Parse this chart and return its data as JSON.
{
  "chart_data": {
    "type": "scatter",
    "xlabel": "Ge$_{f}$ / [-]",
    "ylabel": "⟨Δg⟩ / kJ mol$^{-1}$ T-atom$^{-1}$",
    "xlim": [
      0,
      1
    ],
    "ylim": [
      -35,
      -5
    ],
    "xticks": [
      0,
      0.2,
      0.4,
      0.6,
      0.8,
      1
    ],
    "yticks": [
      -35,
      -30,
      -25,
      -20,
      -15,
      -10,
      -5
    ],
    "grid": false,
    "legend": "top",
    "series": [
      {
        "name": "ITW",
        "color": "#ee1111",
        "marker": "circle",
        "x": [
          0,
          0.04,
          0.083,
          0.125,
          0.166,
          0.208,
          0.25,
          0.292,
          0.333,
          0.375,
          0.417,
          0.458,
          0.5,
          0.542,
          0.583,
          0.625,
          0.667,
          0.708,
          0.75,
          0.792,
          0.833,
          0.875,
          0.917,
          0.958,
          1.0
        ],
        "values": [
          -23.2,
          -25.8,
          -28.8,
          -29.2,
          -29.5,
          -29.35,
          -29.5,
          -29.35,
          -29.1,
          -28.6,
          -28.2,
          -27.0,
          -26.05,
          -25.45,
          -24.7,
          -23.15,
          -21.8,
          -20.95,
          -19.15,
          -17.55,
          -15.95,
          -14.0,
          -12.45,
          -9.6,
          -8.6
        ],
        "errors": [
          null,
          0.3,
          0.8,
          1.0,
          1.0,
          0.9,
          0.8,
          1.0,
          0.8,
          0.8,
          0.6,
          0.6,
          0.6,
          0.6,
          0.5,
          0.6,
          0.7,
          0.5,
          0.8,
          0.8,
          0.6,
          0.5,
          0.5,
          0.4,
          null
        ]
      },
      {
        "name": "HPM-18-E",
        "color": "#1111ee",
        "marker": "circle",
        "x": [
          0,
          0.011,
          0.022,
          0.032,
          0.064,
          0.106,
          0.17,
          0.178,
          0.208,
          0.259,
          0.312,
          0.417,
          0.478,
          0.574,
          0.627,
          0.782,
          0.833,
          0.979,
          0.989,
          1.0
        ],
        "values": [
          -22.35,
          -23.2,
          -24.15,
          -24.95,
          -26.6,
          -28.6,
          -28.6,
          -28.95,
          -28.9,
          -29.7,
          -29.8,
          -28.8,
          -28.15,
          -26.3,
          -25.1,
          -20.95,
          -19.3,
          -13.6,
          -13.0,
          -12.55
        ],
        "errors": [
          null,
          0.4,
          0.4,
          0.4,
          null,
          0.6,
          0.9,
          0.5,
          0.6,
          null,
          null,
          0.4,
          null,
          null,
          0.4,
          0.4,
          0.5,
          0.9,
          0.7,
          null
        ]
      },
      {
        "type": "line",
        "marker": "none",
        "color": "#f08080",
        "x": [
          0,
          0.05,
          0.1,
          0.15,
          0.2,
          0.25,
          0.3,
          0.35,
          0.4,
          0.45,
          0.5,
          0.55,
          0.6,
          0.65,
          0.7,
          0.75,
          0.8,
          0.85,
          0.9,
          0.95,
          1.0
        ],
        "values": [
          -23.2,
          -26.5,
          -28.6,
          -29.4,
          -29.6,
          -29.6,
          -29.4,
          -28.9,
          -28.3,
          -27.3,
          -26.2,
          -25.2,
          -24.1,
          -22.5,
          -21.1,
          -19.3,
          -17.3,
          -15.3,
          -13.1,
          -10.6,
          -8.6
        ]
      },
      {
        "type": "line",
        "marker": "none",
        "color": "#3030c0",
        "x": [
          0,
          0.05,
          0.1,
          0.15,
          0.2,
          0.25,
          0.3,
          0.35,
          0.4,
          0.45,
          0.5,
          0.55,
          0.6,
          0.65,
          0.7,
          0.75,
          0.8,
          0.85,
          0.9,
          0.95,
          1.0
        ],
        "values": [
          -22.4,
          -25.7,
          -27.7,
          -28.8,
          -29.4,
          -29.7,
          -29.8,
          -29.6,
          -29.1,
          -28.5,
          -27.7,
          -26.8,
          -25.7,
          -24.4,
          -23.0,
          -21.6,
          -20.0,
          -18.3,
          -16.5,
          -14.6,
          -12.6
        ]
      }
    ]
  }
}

YOUR INSTRUCTIONS: Repeat the data in its entirety, character for character.

SOLVED PROBLEM:
Parse this chart and return its data as JSON.
{
  "chart_data": {
    "type": "scatter",
    "xlabel": "Ge$_{f}$ / [-]",
    "ylabel": "⟨Δg⟩ / kJ mol$^{-1}$ T-atom$^{-1}$",
    "xlim": [
      0,
      1
    ],
    "ylim": [
      -35,
      -5
    ],
    "xticks": [
      0,
      0.2,
      0.4,
      0.6,
      0.8,
      1
    ],
    "yticks": [
      -35,
      -30,
      -25,
      -20,
      -15,
      -10,
      -5
    ],
    "grid": false,
    "legend": "top",
    "series": [
      {
        "name": "ITW",
        "color": "#ee1111",
        "marker": "circle",
        "x": [
          0,
          0.04,
          0.083,
          0.125,
          0.166,
          0.208,
          0.25,
          0.292,
          0.333,
          0.375,
          0.417,
          0.458,
          0.5,
          0.542,
          0.583,
          0.625,
          0.667,
          0.708,
          0.75,
          0.792,
          0.833,
          0.875,
          0.917,
          0.958,
          1.0
        ],
        "values": [
          -23.2,
          -25.8,
          -28.8,
          -29.2,
          -29.5,
          -29.35,
          -29.5,
          -29.35,
          -29.1,
          -28.6,
          -28.2,
          -27.0,
          -26.05,
          -25.45,
          -24.7,
          -23.15,
          -21.8,
          -20.95,
          -19.15,
          -17.55,
          -15.95,
          -14.0,
          -12.45,
          -9.6,
          -8.6
        ],
        "errors": [
          null,
          0.3,
          0.8,
          1.0,
          1.0,
          0.9,
          0.8,
          1.0,
          0.8,
          0.8,
          0.6,
          0.6,
          0.6,
          0.6,
          0.5,
          0.6,
          0.7,
          0.5,
          0.8,
          0.8,
          0.6,
          0.5,
          0.5,
          0.4,
          null
        ]
      },
      {
        "name": "HPM-18-E",
        "color": "#1111ee",
        "marker": "circle",
        "x": [
          0,
          0.011,
          0.022,
          0.032,
          0.064,
          0.106,
          0.17,
          0.178,
          0.208,
          0.259,
          0.312,
          0.417,
          0.478,
          0.574,
          0.627,
          0.782,
          0.833,
          0.979,
          0.989,
          1.0
        ],
        "values": [
          -22.35,
          -23.2,
          -24.15,
          -24.95,
          -26.6,
          -28.6,
          -28.6,
          -28.95,
          -28.9,
          -29.7,
          -29.8,
          -28.8,
          -28.15,
          -26.3,
          -25.1,
          -20.95,
          -19.3,
          -13.6,
          -13.0,
          -12.55
        ],
        "errors": [
          null,
          0.4,
          0.4,
          0.4,
          null,
          0.6,
          0.9,
          0.5,
          0.6,
          null,
          null,
          0.4,
          null,
          null,
          0.4,
          0.4,
          0.5,
          0.9,
          0.7,
          null
        ]
      },
      {
        "type": "line",
        "marker": "none",
        "color": "#f08080",
        "x": [
          0,
          0.05,
          0.1,
          0.15,
          0.2,
          0.25,
          0.3,
          0.35,
          0.4,
          0.45,
          0.5,
          0.55,
          0.6,
          0.65,
          0.7,
          0.75,
          0.8,
          0.85,
          0.9,
          0.95,
          1.0
        ],
        "values": [
          -23.2,
          -26.5,
          -28.6,
          -29.4,
          -29.6,
          -29.6,
          -29.4,
          -28.9,
          -28.3,
          -27.3,
          -26.2,
          -25.2,
          -24.1,
          -22.5,
          -21.1,
          -19.3,
          -17.3,
          -15.3,
          -13.1,
          -10.6,
          -8.6
        ]
      },
      {
        "type": "line",
        "marker": "none",
        "color": "#3030c0",
        "x": [
          0,
          0.05,
          0.1,
          0.15,
          0.2,
          0.25,
          0.3,
          0.35,
          0.4,
          0.45,
          0.5,
          0.55,
          0.6,
          0.65,
          0.7,
          0.75,
          0.8,
          0.85,
          0.9,
          0.95,
          1.0
        ],
        "values": [
          -22.4,
          -25.7,
          -27.7,
          -28.8,
          -29.4,
          -29.7,
          -29.8,
          -29.6,
          -29.1,
          -28.5,
          -27.7,
          -26.8,
          -25.7,
          -24.4,
          -23.0,
          -21.6,
          -20.0,
          -18.3,
          -16.5,
          -14.6,
          -12.6
        ]
      }
    ]
  }
}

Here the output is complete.